> _DATA LISTING_
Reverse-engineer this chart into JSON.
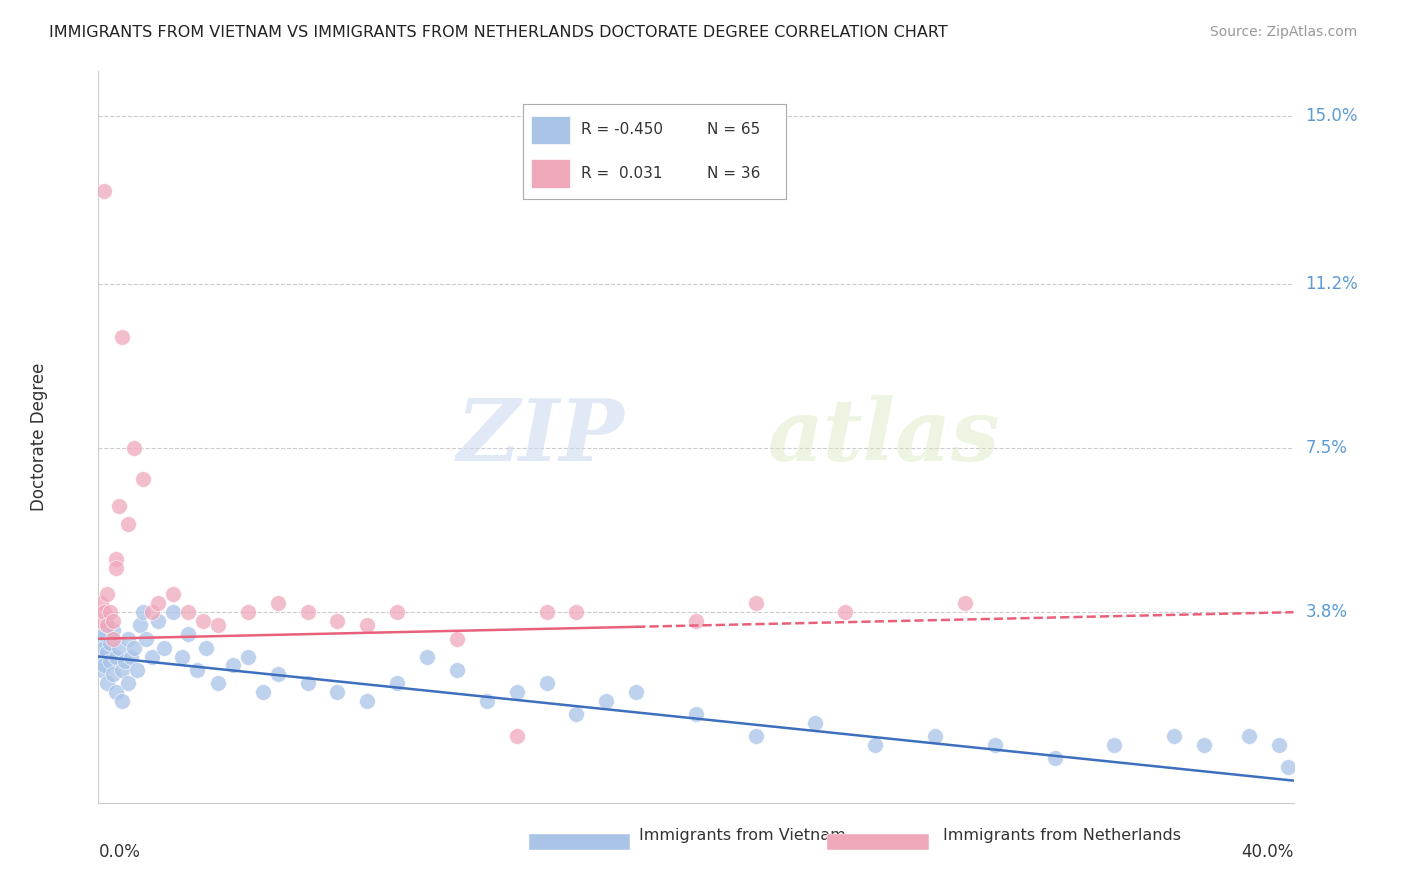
{
  "title": "IMMIGRANTS FROM VIETNAM VS IMMIGRANTS FROM NETHERLANDS DOCTORATE DEGREE CORRELATION CHART",
  "source": "Source: ZipAtlas.com",
  "ylabel": "Doctorate Degree",
  "y_ticks": [
    0.0,
    0.038,
    0.075,
    0.112,
    0.15
  ],
  "y_tick_labels": [
    "",
    "3.8%",
    "7.5%",
    "11.2%",
    "15.0%"
  ],
  "x_min": 0.0,
  "x_max": 0.4,
  "y_min": -0.005,
  "y_max": 0.16,
  "legend_label_vietnam": "Immigrants from Vietnam",
  "legend_label_netherlands": "Immigrants from Netherlands",
  "blue_color": "#aac4e8",
  "pink_color": "#f0a8bb",
  "blue_line_color": "#3e6fbe",
  "pink_line_color": "#e8607a",
  "title_color": "#222222",
  "right_axis_color": "#5b9bd5",
  "grid_color": "#cccccc",
  "watermark": "ZIPatlas",
  "legend_R_vietnam": "R = -0.450",
  "legend_N_vietnam": "N = 65",
  "legend_R_netherlands": "R =  0.031",
  "legend_N_netherlands": "N = 36",
  "series_vietnam_x": [
    0.001,
    0.001,
    0.001,
    0.002,
    0.002,
    0.002,
    0.003,
    0.003,
    0.003,
    0.004,
    0.004,
    0.005,
    0.005,
    0.006,
    0.006,
    0.007,
    0.008,
    0.008,
    0.009,
    0.01,
    0.01,
    0.011,
    0.012,
    0.013,
    0.014,
    0.015,
    0.016,
    0.018,
    0.02,
    0.022,
    0.025,
    0.028,
    0.03,
    0.033,
    0.036,
    0.04,
    0.045,
    0.05,
    0.055,
    0.06,
    0.07,
    0.08,
    0.09,
    0.1,
    0.11,
    0.12,
    0.13,
    0.14,
    0.15,
    0.16,
    0.17,
    0.18,
    0.2,
    0.22,
    0.24,
    0.26,
    0.28,
    0.3,
    0.32,
    0.34,
    0.36,
    0.37,
    0.385,
    0.395,
    0.398
  ],
  "series_vietnam_y": [
    0.028,
    0.025,
    0.032,
    0.03,
    0.033,
    0.026,
    0.035,
    0.022,
    0.029,
    0.031,
    0.027,
    0.034,
    0.024,
    0.028,
    0.02,
    0.03,
    0.025,
    0.018,
    0.027,
    0.032,
    0.022,
    0.028,
    0.03,
    0.025,
    0.035,
    0.038,
    0.032,
    0.028,
    0.036,
    0.03,
    0.038,
    0.028,
    0.033,
    0.025,
    0.03,
    0.022,
    0.026,
    0.028,
    0.02,
    0.024,
    0.022,
    0.02,
    0.018,
    0.022,
    0.028,
    0.025,
    0.018,
    0.02,
    0.022,
    0.015,
    0.018,
    0.02,
    0.015,
    0.01,
    0.013,
    0.008,
    0.01,
    0.008,
    0.005,
    0.008,
    0.01,
    0.008,
    0.01,
    0.008,
    0.003
  ],
  "series_netherlands_x": [
    0.001,
    0.001,
    0.002,
    0.002,
    0.003,
    0.003,
    0.004,
    0.005,
    0.005,
    0.006,
    0.006,
    0.007,
    0.008,
    0.01,
    0.012,
    0.015,
    0.018,
    0.02,
    0.025,
    0.03,
    0.035,
    0.04,
    0.05,
    0.06,
    0.07,
    0.08,
    0.09,
    0.1,
    0.12,
    0.14,
    0.15,
    0.16,
    0.2,
    0.22,
    0.25,
    0.29
  ],
  "series_netherlands_y": [
    0.04,
    0.036,
    0.038,
    0.133,
    0.042,
    0.035,
    0.038,
    0.032,
    0.036,
    0.05,
    0.048,
    0.062,
    0.1,
    0.058,
    0.075,
    0.068,
    0.038,
    0.04,
    0.042,
    0.038,
    0.036,
    0.035,
    0.038,
    0.04,
    0.038,
    0.036,
    0.035,
    0.038,
    0.032,
    0.01,
    0.038,
    0.038,
    0.036,
    0.04,
    0.038,
    0.04
  ],
  "vn_line_x0": 0.0,
  "vn_line_x1": 0.4,
  "vn_line_y0": 0.028,
  "vn_line_y1": 0.0,
  "nl_line_x0": 0.0,
  "nl_line_x1": 0.4,
  "nl_line_y0": 0.032,
  "nl_line_y1": 0.038
}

> _SHORT EXERCISE_
Take the entries shown above and quote them verbatim, passing over the pictures.

> _FULL SOLUTION_
Reverse-engineer this chart into JSON.
{
  "title": "IMMIGRANTS FROM VIETNAM VS IMMIGRANTS FROM NETHERLANDS DOCTORATE DEGREE CORRELATION CHART",
  "source": "Source: ZipAtlas.com",
  "ylabel": "Doctorate Degree",
  "y_ticks": [
    0.0,
    0.038,
    0.075,
    0.112,
    0.15
  ],
  "y_tick_labels": [
    "",
    "3.8%",
    "7.5%",
    "11.2%",
    "15.0%"
  ],
  "x_min": 0.0,
  "x_max": 0.4,
  "y_min": -0.005,
  "y_max": 0.16,
  "legend_label_vietnam": "Immigrants from Vietnam",
  "legend_label_netherlands": "Immigrants from Netherlands",
  "blue_color": "#aac4e8",
  "pink_color": "#f0a8bb",
  "blue_line_color": "#3e6fbe",
  "pink_line_color": "#e8607a",
  "title_color": "#222222",
  "right_axis_color": "#5b9bd5",
  "grid_color": "#cccccc",
  "watermark": "ZIPatlas",
  "legend_R_vietnam": "R = -0.450",
  "legend_N_vietnam": "N = 65",
  "legend_R_netherlands": "R =  0.031",
  "legend_N_netherlands": "N = 36",
  "series_vietnam_x": [
    0.001,
    0.001,
    0.001,
    0.002,
    0.002,
    0.002,
    0.003,
    0.003,
    0.003,
    0.004,
    0.004,
    0.005,
    0.005,
    0.006,
    0.006,
    0.007,
    0.008,
    0.008,
    0.009,
    0.01,
    0.01,
    0.011,
    0.012,
    0.013,
    0.014,
    0.015,
    0.016,
    0.018,
    0.02,
    0.022,
    0.025,
    0.028,
    0.03,
    0.033,
    0.036,
    0.04,
    0.045,
    0.05,
    0.055,
    0.06,
    0.07,
    0.08,
    0.09,
    0.1,
    0.11,
    0.12,
    0.13,
    0.14,
    0.15,
    0.16,
    0.17,
    0.18,
    0.2,
    0.22,
    0.24,
    0.26,
    0.28,
    0.3,
    0.32,
    0.34,
    0.36,
    0.37,
    0.385,
    0.395,
    0.398
  ],
  "series_vietnam_y": [
    0.028,
    0.025,
    0.032,
    0.03,
    0.033,
    0.026,
    0.035,
    0.022,
    0.029,
    0.031,
    0.027,
    0.034,
    0.024,
    0.028,
    0.02,
    0.03,
    0.025,
    0.018,
    0.027,
    0.032,
    0.022,
    0.028,
    0.03,
    0.025,
    0.035,
    0.038,
    0.032,
    0.028,
    0.036,
    0.03,
    0.038,
    0.028,
    0.033,
    0.025,
    0.03,
    0.022,
    0.026,
    0.028,
    0.02,
    0.024,
    0.022,
    0.02,
    0.018,
    0.022,
    0.028,
    0.025,
    0.018,
    0.02,
    0.022,
    0.015,
    0.018,
    0.02,
    0.015,
    0.01,
    0.013,
    0.008,
    0.01,
    0.008,
    0.005,
    0.008,
    0.01,
    0.008,
    0.01,
    0.008,
    0.003
  ],
  "series_netherlands_x": [
    0.001,
    0.001,
    0.002,
    0.002,
    0.003,
    0.003,
    0.004,
    0.005,
    0.005,
    0.006,
    0.006,
    0.007,
    0.008,
    0.01,
    0.012,
    0.015,
    0.018,
    0.02,
    0.025,
    0.03,
    0.035,
    0.04,
    0.05,
    0.06,
    0.07,
    0.08,
    0.09,
    0.1,
    0.12,
    0.14,
    0.15,
    0.16,
    0.2,
    0.22,
    0.25,
    0.29
  ],
  "series_netherlands_y": [
    0.04,
    0.036,
    0.038,
    0.133,
    0.042,
    0.035,
    0.038,
    0.032,
    0.036,
    0.05,
    0.048,
    0.062,
    0.1,
    0.058,
    0.075,
    0.068,
    0.038,
    0.04,
    0.042,
    0.038,
    0.036,
    0.035,
    0.038,
    0.04,
    0.038,
    0.036,
    0.035,
    0.038,
    0.032,
    0.01,
    0.038,
    0.038,
    0.036,
    0.04,
    0.038,
    0.04
  ],
  "vn_line_x0": 0.0,
  "vn_line_x1": 0.4,
  "vn_line_y0": 0.028,
  "vn_line_y1": 0.0,
  "nl_line_x0": 0.0,
  "nl_line_x1": 0.4,
  "nl_line_y0": 0.032,
  "nl_line_y1": 0.038
}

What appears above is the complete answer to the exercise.